◆ **REQUEST**: Find each line containing the string "工匠精神". Copy it.

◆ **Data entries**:
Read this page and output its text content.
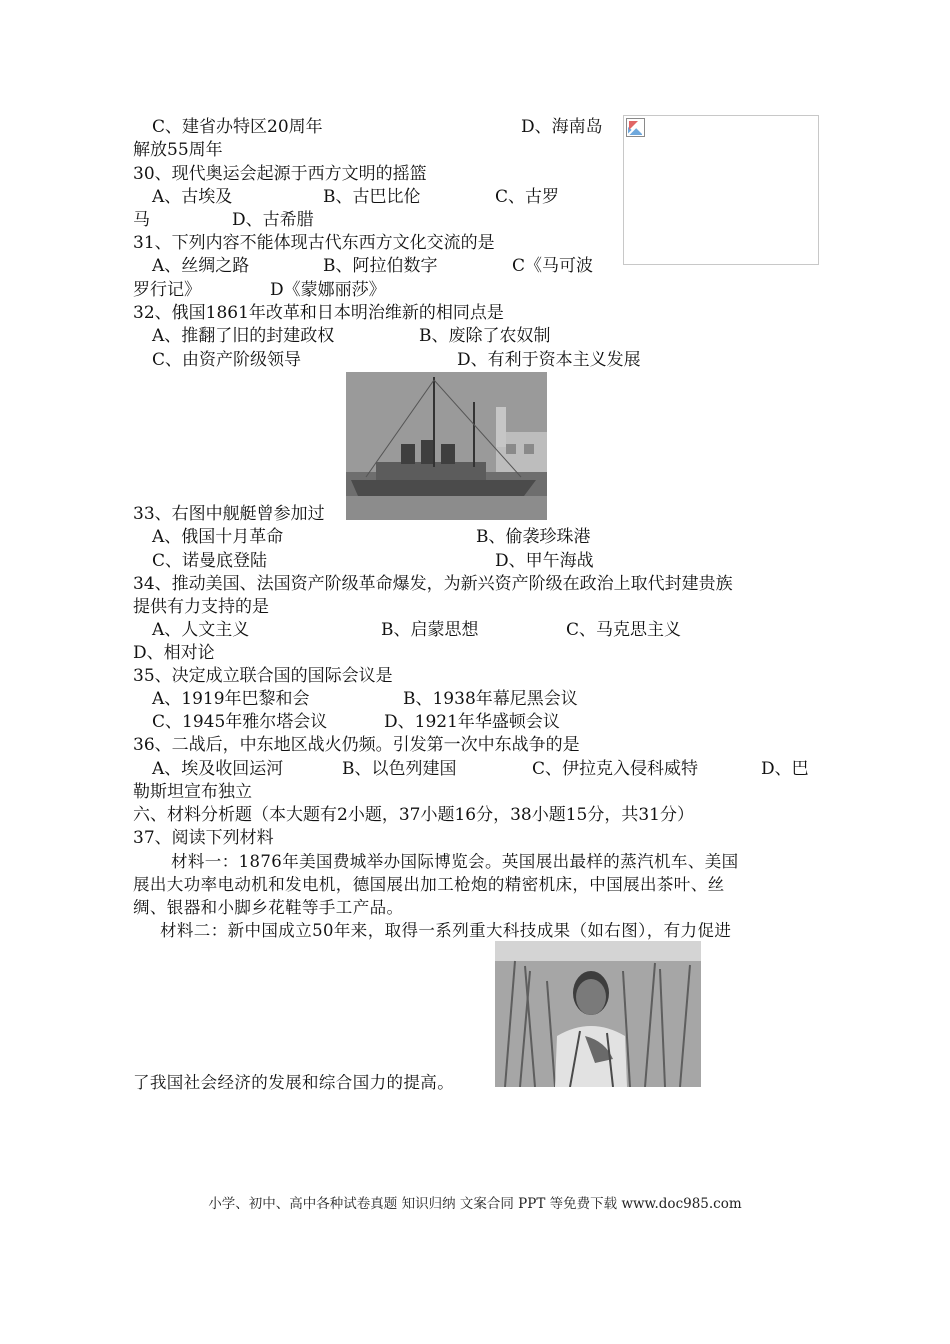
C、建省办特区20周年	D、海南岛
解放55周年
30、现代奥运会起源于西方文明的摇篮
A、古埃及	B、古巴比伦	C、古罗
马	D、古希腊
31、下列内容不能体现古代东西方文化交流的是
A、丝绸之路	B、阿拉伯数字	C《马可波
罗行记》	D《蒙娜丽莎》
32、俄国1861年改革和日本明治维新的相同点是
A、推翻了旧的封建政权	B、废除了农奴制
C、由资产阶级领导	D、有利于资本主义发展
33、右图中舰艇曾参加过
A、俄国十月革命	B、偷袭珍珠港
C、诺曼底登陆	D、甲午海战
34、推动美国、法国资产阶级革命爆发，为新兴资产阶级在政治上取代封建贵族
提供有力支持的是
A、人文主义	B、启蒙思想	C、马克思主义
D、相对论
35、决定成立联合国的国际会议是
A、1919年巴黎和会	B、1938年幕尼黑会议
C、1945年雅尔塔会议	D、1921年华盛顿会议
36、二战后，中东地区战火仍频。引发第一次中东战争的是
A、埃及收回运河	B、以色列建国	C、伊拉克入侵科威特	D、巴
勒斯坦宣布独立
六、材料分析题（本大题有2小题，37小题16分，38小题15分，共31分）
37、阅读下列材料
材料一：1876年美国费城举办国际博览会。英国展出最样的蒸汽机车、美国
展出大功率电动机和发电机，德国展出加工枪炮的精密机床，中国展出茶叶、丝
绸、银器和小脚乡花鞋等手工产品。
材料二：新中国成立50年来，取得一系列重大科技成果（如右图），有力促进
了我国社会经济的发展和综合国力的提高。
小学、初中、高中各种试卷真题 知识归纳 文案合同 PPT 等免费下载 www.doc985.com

...

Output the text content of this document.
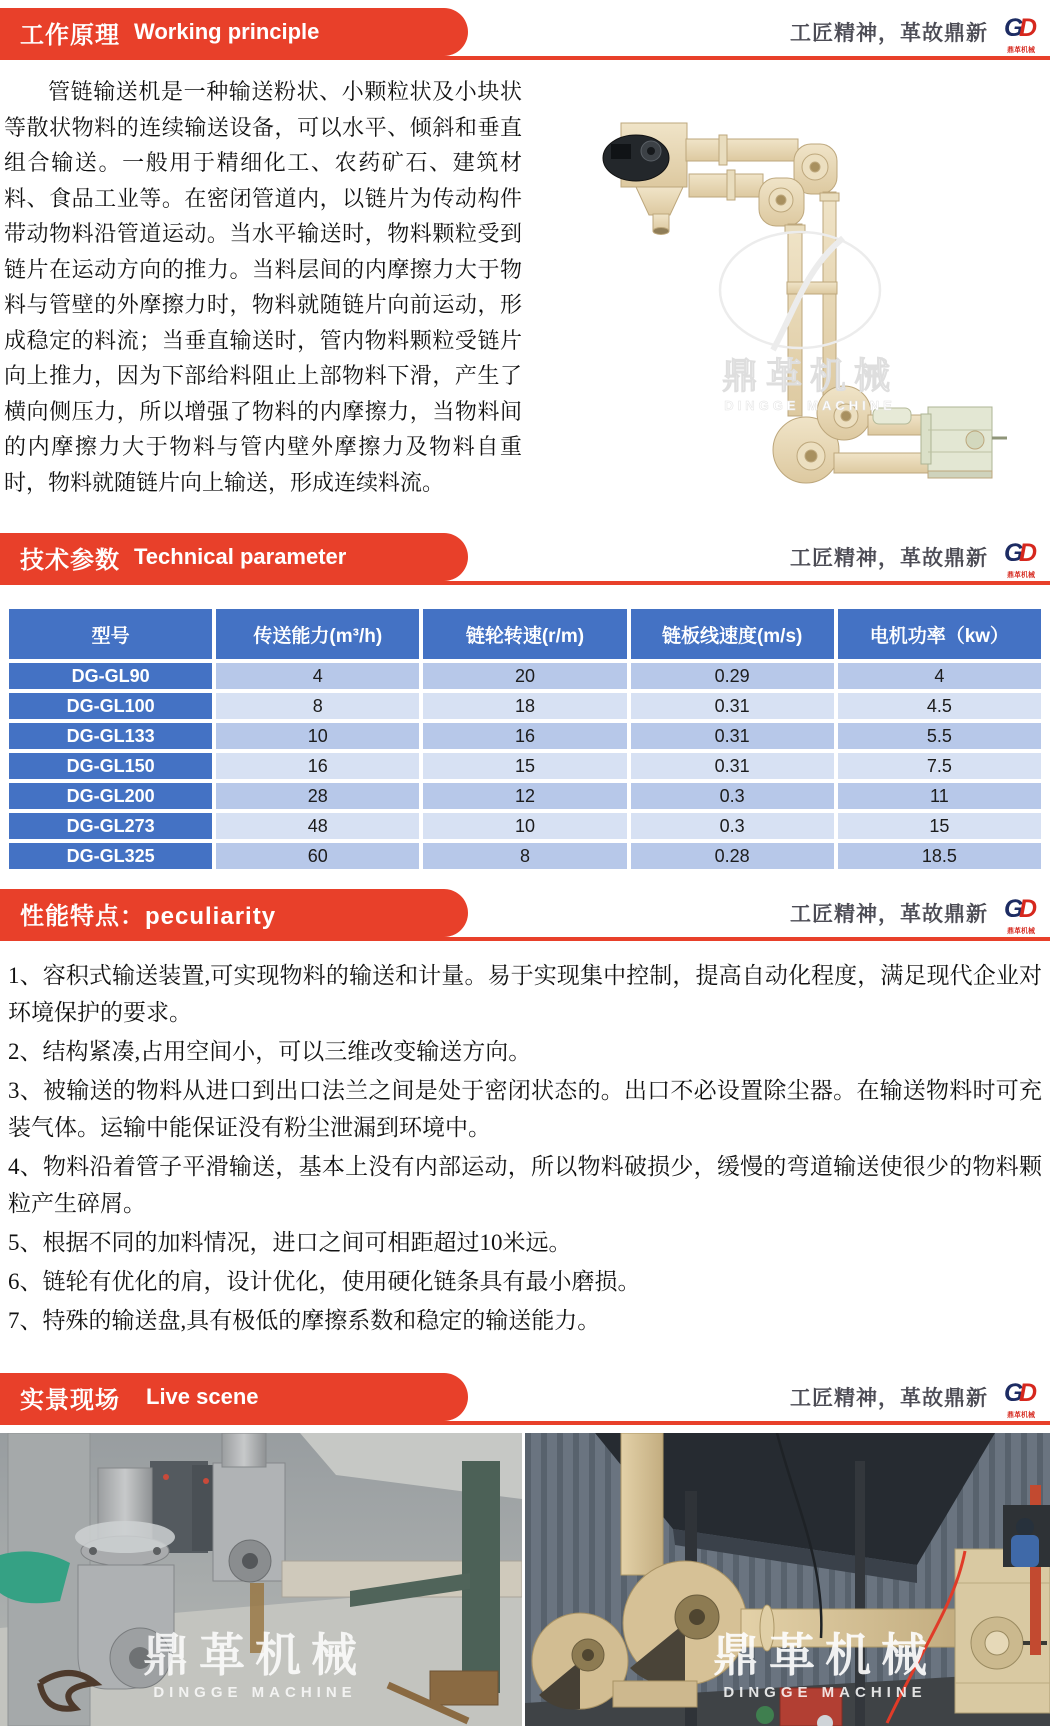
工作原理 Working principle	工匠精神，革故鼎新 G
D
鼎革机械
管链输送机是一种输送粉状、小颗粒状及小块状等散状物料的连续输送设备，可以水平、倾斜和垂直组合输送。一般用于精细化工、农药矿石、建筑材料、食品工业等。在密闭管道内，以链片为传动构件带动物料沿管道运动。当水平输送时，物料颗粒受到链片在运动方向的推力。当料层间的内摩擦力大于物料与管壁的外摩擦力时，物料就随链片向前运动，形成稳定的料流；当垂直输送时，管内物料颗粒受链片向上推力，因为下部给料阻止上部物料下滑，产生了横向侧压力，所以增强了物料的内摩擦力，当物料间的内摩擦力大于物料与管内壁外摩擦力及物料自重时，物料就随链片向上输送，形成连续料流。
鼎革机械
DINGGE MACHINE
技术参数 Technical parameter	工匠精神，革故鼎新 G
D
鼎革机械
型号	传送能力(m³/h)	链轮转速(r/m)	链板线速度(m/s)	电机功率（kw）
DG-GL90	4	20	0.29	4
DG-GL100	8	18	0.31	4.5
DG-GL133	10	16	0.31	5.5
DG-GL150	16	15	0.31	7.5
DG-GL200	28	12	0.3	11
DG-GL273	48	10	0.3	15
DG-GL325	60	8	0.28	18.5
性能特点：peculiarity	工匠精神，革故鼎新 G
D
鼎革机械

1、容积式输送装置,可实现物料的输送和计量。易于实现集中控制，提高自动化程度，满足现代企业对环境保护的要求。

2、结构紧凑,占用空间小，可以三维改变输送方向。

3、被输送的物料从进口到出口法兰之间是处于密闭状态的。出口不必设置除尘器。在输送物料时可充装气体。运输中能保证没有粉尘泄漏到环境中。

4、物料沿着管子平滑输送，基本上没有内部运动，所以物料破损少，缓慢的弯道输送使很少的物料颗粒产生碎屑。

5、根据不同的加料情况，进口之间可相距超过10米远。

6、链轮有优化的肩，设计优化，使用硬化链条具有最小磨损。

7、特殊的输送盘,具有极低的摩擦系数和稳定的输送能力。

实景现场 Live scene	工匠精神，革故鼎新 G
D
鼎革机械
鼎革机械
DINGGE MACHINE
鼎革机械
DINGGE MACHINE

◆ **ANSWER TO THIS PROBLEM**:
工作原理 Working principle	工匠精神，革故鼎新 G
技术参数 Technical parameter	工匠精神，革故鼎新 G
性能特点：peculiarity	工匠精神，革故鼎新 G
实景现场 Live scene	工匠精神，革故鼎新 G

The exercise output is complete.